Aim of the task: Extract each record and reproduce it exactly.

Record set:
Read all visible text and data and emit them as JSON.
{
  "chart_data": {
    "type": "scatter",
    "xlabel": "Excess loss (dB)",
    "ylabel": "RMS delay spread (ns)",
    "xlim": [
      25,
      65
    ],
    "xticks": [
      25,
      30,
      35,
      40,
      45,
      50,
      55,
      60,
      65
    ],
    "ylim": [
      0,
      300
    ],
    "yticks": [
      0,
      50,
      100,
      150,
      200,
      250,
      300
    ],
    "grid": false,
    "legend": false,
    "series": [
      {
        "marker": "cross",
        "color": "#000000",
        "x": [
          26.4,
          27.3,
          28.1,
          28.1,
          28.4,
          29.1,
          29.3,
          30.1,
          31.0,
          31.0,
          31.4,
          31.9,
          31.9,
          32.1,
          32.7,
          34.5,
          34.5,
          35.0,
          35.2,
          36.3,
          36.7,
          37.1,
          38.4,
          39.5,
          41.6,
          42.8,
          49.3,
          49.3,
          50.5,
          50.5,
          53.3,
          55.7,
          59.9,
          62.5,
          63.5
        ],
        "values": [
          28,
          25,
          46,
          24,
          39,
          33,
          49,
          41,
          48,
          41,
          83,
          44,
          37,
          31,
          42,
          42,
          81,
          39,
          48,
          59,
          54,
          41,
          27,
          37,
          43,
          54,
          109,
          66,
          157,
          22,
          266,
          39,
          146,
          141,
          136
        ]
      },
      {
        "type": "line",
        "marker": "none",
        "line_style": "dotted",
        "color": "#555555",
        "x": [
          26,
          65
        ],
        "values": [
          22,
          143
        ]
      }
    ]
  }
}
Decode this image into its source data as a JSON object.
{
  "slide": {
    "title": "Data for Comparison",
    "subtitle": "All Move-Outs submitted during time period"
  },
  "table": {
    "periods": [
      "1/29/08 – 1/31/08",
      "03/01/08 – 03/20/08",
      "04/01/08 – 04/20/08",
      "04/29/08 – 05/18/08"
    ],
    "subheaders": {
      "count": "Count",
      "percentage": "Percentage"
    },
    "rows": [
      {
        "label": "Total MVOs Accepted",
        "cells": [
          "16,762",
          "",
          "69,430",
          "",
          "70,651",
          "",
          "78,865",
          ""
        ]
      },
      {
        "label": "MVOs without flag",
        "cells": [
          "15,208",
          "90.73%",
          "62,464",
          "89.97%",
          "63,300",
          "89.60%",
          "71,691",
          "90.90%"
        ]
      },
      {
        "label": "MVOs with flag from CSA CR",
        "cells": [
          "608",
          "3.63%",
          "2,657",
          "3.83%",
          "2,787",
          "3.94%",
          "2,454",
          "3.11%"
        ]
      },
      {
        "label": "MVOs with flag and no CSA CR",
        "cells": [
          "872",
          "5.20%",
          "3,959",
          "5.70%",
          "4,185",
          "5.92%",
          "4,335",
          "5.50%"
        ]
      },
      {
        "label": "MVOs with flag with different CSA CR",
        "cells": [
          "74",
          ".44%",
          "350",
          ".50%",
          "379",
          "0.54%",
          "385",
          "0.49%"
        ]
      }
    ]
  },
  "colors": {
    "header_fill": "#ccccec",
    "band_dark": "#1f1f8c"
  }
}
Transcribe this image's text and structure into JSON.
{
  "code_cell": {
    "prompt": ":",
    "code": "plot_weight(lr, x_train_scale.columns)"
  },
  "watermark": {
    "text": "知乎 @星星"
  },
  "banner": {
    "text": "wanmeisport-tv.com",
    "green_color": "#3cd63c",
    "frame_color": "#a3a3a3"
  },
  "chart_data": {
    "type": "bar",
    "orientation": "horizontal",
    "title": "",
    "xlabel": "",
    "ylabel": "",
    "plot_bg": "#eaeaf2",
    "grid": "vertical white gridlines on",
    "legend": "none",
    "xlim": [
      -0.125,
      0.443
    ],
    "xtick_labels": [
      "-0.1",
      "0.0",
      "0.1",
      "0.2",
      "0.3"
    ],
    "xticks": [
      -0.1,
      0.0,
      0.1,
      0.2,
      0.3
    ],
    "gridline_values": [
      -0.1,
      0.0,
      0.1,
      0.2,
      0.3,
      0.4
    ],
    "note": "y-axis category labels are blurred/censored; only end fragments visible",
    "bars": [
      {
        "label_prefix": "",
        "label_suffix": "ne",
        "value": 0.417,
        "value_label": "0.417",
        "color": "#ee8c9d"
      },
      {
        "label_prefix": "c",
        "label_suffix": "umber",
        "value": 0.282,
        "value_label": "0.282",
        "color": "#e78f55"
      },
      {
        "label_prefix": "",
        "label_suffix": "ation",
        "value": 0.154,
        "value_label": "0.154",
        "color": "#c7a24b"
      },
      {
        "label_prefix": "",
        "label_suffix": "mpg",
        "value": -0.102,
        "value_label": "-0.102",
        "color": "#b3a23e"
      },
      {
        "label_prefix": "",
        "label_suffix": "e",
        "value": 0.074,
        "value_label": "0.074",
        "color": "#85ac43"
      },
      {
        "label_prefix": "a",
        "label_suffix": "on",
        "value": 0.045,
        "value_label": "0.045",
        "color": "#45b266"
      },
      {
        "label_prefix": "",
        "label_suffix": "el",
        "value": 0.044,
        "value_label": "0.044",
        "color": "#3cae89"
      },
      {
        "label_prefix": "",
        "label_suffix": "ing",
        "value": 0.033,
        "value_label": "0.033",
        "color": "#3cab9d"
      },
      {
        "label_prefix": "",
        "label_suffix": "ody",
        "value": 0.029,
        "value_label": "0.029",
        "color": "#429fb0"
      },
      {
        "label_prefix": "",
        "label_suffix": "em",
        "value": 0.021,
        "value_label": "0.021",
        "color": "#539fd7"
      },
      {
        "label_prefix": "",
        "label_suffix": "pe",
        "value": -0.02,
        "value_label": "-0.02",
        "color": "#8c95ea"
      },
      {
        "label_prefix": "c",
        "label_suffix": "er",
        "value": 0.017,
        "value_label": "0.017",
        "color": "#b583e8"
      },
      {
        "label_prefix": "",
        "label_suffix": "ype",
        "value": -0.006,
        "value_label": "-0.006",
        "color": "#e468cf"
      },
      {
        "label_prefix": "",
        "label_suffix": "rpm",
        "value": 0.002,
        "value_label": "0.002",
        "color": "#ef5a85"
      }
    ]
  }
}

Answer to this problem:
Read all visible text and data and emit them as JSON.
{
  "chart_data": {
    "type": "scatter",
    "xlabel": "Excess loss (dB)",
    "ylabel": "RMS delay spread (ns)",
    "xlim": [
      25,
      65
    ],
    "xticks": [
      25,
      30,
      35,
      40,
      45,
      50,
      55,
      60,
      65
    ],
    "ylim": [
      0,
      300
    ],
    "yticks": [
      0,
      50,
      100,
      150,
      200,
      250,
      300
    ],
    "grid": false,
    "legend": false,
    "series": [
      {
        "marker": "cross",
        "color": "#000000",
        "x": [
          26.4,
          27.3,
          28.1,
          28.1,
          28.4,
          29.1,
          29.3,
          30.1,
          31.0,
          31.0,
          31.4,
          31.9,
          31.9,
          32.1,
          32.7,
          34.5,
          34.5,
          35.0,
          35.2,
          36.3,
          36.7,
          37.1,
          38.4,
          39.5,
          41.6,
          42.8,
          49.3,
          49.3,
          50.5,
          50.5,
          53.3,
          55.7,
          59.9,
          62.5,
          63.5
        ],
        "values": [
          28,
          25,
          46,
          24,
          39,
          33,
          49,
          41,
          48,
          41,
          83,
          44,
          37,
          31,
          42,
          42,
          81,
          39,
          48,
          59,
          54,
          41,
          27,
          37,
          43,
          54,
          109,
          66,
          157,
          22,
          266,
          39,
          146,
          141,
          136
        ]
      },
      {
        "type": "line",
        "marker": "none",
        "line_style": "dotted",
        "color": "#555555",
        "x": [
          26,
          65
        ],
        "values": [
          22,
          143
        ]
      }
    ]
  }
}
Decode this image into its source data as a JSON object.
{
  "slide": {
    "title": "Data for Comparison",
    "subtitle": "All Move-Outs submitted during time period"
  },
  "table": {
    "periods": [
      "1/29/08 – 1/31/08",
      "03/01/08 – 03/20/08",
      "04/01/08 – 04/20/08",
      "04/29/08 – 05/18/08"
    ],
    "subheaders": {
      "count": "Count",
      "percentage": "Percentage"
    },
    "rows": [
      {
        "label": "Total MVOs Accepted",
        "cells": [
          "16,762",
          "",
          "69,430",
          "",
          "70,651",
          "",
          "78,865",
          ""
        ]
      },
      {
        "label": "MVOs without flag",
        "cells": [
          "15,208",
          "90.73%",
          "62,464",
          "89.97%",
          "63,300",
          "89.60%",
          "71,691",
          "90.90%"
        ]
      },
      {
        "label": "MVOs with flag from CSA CR",
        "cells": [
          "608",
          "3.63%",
          "2,657",
          "3.83%",
          "2,787",
          "3.94%",
          "2,454",
          "3.11%"
        ]
      },
      {
        "label": "MVOs with flag and no CSA CR",
        "cells": [
          "872",
          "5.20%",
          "3,959",
          "5.70%",
          "4,185",
          "5.92%",
          "4,335",
          "5.50%"
        ]
      },
      {
        "label": "MVOs with flag with different CSA CR",
        "cells": [
          "74",
          ".44%",
          "350",
          ".50%",
          "379",
          "0.54%",
          "385",
          "0.49%"
        ]
      }
    ]
  },
  "colors": {
    "header_fill": "#ccccec",
    "band_dark": "#1f1f8c"
  }
}
Transcribe this image's text and structure into JSON.
{
  "code_cell": {
    "prompt": ":",
    "code": "plot_weight(lr, x_train_scale.columns)"
  },
  "watermark": {
    "text": "知乎 @星星"
  },
  "banner": {
    "text": "wanmeisport-tv.com",
    "green_color": "#3cd63c",
    "frame_color": "#a3a3a3"
  },
  "chart_data": {
    "type": "bar",
    "orientation": "horizontal",
    "title": "",
    "xlabel": "",
    "ylabel": "",
    "plot_bg": "#eaeaf2",
    "grid": "vertical white gridlines on",
    "legend": "none",
    "xlim": [
      -0.125,
      0.443
    ],
    "xtick_labels": [
      "-0.1",
      "0.0",
      "0.1",
      "0.2",
      "0.3"
    ],
    "xticks": [
      -0.1,
      0.0,
      0.1,
      0.2,
      0.3
    ],
    "gridline_values": [
      -0.1,
      0.0,
      0.1,
      0.2,
      0.3,
      0.4
    ],
    "note": "y-axis category labels are blurred/censored; only end fragments visible",
    "bars": [
      {
        "label_prefix": "",
        "label_suffix": "ne",
        "value": 0.417,
        "value_label": "0.417",
        "color": "#ee8c9d"
      },
      {
        "label_prefix": "c",
        "label_suffix": "umber",
        "value": 0.282,
        "value_label": "0.282",
        "color": "#e78f55"
      },
      {
        "label_prefix": "",
        "label_suffix": "ation",
        "value": 0.154,
        "value_label": "0.154",
        "color": "#c7a24b"
      },
      {
        "label_prefix": "",
        "label_suffix": "mpg",
        "value": -0.102,
        "value_label": "-0.102",
        "color": "#b3a23e"
      },
      {
        "label_prefix": "",
        "label_suffix": "e",
        "value": 0.074,
        "value_label": "0.074",
        "color": "#85ac43"
      },
      {
        "label_prefix": "a",
        "label_suffix": "on",
        "value": 0.045,
        "value_label": "0.045",
        "color": "#45b266"
      },
      {
        "label_prefix": "",
        "label_suffix": "el",
        "value": 0.044,
        "value_label": "0.044",
        "color": "#3cae89"
      },
      {
        "label_prefix": "",
        "label_suffix": "ing",
        "value": 0.033,
        "value_label": "0.033",
        "color": "#3cab9d"
      },
      {
        "label_prefix": "",
        "label_suffix": "ody",
        "value": 0.029,
        "value_label": "0.029",
        "color": "#429fb0"
      },
      {
        "label_prefix": "",
        "label_suffix": "em",
        "value": 0.021,
        "value_label": "0.021",
        "color": "#539fd7"
      },
      {
        "label_prefix": "",
        "label_suffix": "pe",
        "value": -0.02,
        "value_label": "-0.02",
        "color": "#8c95ea"
      },
      {
        "label_prefix": "c",
        "label_suffix": "er",
        "value": 0.017,
        "value_label": "0.017",
        "color": "#b583e8"
      },
      {
        "label_prefix": "",
        "label_suffix": "ype",
        "value": -0.006,
        "value_label": "-0.006",
        "color": "#e468cf"
      },
      {
        "label_prefix": "",
        "label_suffix": "rpm",
        "value": 0.002,
        "value_label": "0.002",
        "color": "#ef5a85"
      }
    ]
  }
}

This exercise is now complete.